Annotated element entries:
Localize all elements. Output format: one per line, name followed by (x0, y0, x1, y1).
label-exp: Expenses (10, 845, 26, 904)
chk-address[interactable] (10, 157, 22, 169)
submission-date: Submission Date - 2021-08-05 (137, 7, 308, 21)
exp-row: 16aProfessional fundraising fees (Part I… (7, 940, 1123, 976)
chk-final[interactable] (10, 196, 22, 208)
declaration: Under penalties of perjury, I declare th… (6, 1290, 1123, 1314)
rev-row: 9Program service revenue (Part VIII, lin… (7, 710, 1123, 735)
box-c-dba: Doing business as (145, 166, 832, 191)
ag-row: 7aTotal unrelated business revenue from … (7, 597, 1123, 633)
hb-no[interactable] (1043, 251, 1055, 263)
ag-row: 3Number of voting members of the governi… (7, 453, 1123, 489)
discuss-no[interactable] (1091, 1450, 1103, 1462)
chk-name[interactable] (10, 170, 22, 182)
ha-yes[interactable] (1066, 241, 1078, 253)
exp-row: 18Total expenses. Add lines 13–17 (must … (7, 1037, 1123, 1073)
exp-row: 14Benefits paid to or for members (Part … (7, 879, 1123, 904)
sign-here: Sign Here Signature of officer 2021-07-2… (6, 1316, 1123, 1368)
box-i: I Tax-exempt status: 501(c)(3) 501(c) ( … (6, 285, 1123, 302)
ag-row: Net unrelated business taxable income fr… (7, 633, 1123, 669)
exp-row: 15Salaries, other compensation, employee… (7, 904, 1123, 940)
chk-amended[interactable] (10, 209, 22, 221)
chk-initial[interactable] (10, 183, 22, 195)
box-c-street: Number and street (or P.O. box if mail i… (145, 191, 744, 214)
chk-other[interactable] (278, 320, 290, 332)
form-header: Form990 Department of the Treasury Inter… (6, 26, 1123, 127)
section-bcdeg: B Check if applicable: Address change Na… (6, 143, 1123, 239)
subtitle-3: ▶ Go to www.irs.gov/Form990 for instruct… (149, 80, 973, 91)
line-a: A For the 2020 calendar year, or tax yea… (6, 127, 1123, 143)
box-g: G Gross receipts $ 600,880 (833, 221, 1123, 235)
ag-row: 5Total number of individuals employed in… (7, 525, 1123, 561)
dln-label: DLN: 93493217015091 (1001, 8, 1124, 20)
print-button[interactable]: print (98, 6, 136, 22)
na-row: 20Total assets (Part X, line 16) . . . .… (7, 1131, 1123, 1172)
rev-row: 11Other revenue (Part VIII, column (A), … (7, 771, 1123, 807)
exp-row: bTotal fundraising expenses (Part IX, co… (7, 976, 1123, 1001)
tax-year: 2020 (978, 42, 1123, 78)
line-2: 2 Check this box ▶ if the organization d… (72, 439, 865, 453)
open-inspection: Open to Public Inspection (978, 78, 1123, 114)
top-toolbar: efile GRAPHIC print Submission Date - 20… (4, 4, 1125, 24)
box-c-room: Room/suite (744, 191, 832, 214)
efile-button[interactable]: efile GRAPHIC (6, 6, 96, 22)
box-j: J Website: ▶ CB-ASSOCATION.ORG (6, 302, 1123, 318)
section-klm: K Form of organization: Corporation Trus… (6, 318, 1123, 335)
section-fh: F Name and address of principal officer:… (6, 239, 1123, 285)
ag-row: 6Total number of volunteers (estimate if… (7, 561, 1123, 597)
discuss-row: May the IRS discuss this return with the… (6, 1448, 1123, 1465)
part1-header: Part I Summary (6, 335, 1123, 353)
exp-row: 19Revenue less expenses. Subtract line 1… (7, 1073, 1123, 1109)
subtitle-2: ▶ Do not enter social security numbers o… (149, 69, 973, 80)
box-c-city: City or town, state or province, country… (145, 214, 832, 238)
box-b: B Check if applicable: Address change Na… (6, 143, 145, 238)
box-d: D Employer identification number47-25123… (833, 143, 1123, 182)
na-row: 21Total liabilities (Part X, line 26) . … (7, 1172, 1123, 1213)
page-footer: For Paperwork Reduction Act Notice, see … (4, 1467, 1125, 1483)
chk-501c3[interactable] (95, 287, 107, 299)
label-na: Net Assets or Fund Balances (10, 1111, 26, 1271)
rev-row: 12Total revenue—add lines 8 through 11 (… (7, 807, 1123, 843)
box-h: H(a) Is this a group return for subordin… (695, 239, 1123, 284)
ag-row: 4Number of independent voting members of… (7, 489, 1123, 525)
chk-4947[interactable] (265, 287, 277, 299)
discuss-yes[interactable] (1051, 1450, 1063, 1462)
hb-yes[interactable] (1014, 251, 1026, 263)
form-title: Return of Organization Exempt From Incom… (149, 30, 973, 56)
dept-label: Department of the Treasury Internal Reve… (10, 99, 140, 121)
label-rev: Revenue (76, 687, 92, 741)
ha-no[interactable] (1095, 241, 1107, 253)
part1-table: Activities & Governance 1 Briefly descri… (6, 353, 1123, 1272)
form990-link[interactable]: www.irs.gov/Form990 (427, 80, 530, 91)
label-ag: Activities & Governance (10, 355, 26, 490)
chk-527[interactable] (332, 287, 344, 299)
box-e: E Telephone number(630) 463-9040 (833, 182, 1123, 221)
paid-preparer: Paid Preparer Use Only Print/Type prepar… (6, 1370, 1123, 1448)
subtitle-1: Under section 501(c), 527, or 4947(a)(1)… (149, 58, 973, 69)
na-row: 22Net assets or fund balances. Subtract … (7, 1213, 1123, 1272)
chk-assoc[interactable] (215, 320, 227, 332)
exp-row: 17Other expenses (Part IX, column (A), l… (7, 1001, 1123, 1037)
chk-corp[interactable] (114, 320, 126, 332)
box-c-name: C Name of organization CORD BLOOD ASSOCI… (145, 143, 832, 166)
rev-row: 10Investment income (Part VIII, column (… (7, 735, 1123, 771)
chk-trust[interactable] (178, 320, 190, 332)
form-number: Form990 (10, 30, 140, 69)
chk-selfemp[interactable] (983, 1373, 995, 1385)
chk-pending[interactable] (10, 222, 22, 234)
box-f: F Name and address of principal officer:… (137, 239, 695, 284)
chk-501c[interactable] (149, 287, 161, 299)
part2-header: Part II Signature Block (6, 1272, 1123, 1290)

Goal of the exercise:
Locate every line in the records above that contains the string "Under", and copy each of those lines in full.

Answer to this exercise:
declaration: Under penalties of perjury, I declare th… (6, 1290, 1123, 1314)
subtitle-1: Under section 501(c), 527, or 4947(a)(1)… (149, 58, 973, 69)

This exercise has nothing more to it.